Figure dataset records
-=-=-
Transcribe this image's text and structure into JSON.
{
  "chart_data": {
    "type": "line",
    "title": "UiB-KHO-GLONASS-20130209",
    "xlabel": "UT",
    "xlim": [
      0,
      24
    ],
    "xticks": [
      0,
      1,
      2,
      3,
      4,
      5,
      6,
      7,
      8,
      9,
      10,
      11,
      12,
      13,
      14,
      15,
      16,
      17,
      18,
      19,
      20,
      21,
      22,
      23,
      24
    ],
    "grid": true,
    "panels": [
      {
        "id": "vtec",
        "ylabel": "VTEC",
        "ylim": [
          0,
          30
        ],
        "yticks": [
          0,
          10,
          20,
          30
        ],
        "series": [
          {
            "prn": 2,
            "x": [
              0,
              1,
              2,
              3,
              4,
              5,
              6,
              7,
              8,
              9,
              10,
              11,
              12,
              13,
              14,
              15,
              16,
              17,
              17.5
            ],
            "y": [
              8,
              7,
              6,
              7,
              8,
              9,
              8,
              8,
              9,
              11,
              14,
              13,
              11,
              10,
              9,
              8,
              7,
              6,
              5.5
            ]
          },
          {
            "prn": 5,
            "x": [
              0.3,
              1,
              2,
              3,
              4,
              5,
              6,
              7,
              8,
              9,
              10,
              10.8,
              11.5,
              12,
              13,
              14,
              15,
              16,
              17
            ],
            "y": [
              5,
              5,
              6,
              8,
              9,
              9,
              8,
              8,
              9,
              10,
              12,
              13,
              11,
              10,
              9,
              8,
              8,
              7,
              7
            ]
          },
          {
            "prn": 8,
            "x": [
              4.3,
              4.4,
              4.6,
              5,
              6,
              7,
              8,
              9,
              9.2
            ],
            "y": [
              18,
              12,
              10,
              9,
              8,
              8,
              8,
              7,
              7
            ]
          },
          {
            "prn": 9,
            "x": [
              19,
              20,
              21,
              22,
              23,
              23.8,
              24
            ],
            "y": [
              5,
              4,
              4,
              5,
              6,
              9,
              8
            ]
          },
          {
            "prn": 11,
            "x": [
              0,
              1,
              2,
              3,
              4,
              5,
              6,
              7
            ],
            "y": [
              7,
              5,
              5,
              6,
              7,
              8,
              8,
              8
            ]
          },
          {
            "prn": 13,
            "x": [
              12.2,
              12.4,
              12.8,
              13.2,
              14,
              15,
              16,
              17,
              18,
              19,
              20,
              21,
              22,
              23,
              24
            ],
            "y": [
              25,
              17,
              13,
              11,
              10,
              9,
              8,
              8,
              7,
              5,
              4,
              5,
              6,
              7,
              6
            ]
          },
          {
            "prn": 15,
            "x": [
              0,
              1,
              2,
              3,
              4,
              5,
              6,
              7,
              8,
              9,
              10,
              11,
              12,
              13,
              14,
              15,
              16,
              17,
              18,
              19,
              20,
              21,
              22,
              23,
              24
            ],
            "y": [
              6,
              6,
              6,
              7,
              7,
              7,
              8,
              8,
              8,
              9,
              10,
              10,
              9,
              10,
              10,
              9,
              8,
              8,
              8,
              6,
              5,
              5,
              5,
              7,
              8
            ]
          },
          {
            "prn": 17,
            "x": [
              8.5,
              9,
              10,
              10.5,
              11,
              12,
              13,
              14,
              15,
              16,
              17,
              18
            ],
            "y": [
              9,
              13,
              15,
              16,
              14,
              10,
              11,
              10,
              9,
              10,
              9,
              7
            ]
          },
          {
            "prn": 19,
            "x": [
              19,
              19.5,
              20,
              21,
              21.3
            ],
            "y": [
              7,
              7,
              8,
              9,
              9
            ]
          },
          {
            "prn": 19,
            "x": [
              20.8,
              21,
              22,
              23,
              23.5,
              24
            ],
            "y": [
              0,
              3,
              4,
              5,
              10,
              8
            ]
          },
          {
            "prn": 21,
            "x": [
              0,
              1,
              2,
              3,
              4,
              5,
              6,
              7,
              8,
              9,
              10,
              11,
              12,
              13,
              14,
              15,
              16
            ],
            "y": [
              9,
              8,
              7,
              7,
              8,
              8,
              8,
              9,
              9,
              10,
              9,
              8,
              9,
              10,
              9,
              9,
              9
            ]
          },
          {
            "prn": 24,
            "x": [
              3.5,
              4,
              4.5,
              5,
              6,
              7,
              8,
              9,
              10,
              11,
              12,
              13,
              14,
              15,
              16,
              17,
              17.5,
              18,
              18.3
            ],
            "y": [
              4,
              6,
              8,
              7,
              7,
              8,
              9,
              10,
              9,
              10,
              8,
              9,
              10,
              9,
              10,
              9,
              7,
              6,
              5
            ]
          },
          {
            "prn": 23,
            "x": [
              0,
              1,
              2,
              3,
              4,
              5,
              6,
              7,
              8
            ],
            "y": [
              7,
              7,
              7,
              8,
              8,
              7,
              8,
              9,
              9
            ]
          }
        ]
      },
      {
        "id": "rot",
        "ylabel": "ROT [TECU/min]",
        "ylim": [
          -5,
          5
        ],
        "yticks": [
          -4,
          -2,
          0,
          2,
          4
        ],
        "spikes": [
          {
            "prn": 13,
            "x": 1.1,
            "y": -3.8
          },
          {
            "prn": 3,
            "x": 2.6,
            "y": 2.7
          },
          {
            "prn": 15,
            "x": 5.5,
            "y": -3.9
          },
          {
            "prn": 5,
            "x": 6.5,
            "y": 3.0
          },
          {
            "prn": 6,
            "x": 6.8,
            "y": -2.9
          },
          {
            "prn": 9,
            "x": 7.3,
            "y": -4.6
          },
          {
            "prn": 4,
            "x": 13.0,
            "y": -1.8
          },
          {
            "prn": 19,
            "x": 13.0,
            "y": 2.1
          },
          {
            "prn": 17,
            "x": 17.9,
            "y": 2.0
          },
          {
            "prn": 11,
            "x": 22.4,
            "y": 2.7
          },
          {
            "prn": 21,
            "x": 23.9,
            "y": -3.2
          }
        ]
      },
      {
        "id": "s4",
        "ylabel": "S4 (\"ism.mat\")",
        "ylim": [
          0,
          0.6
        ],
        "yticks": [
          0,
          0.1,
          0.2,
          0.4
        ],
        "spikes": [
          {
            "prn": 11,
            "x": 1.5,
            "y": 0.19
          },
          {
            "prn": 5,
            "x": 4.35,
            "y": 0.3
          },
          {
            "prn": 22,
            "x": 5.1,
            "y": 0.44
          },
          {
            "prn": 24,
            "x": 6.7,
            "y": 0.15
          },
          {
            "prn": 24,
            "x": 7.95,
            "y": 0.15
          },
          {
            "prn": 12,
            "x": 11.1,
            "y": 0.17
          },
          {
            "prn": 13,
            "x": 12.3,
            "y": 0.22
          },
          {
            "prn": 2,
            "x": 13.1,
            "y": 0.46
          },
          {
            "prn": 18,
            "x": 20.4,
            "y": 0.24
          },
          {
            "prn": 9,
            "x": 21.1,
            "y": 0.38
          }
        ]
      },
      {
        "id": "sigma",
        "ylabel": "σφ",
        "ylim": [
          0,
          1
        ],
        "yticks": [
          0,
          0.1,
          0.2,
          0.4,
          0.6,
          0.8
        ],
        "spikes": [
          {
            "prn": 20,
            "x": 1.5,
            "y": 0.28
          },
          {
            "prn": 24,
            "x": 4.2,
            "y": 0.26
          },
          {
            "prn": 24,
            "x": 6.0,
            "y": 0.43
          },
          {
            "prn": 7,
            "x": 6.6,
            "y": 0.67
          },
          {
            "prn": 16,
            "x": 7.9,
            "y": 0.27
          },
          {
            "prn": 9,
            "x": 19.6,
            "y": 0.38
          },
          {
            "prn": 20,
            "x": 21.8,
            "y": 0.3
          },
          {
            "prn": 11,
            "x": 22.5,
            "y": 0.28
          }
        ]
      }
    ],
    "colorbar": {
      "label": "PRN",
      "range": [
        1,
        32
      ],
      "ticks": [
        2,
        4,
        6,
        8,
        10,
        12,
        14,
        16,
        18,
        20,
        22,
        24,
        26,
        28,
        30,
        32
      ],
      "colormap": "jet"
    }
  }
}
-=-=-
- _WHAT YOU NEED TO DO_
Copy every line of the listing that includes the string "ylabel".

- _RESULT OF THIS TASK_
        "ylabel": "VTEC",
        "ylabel": "ROT [TECU/min]",
        "ylabel": "S4 (\"ism.mat\")",
        "ylabel": "σφ",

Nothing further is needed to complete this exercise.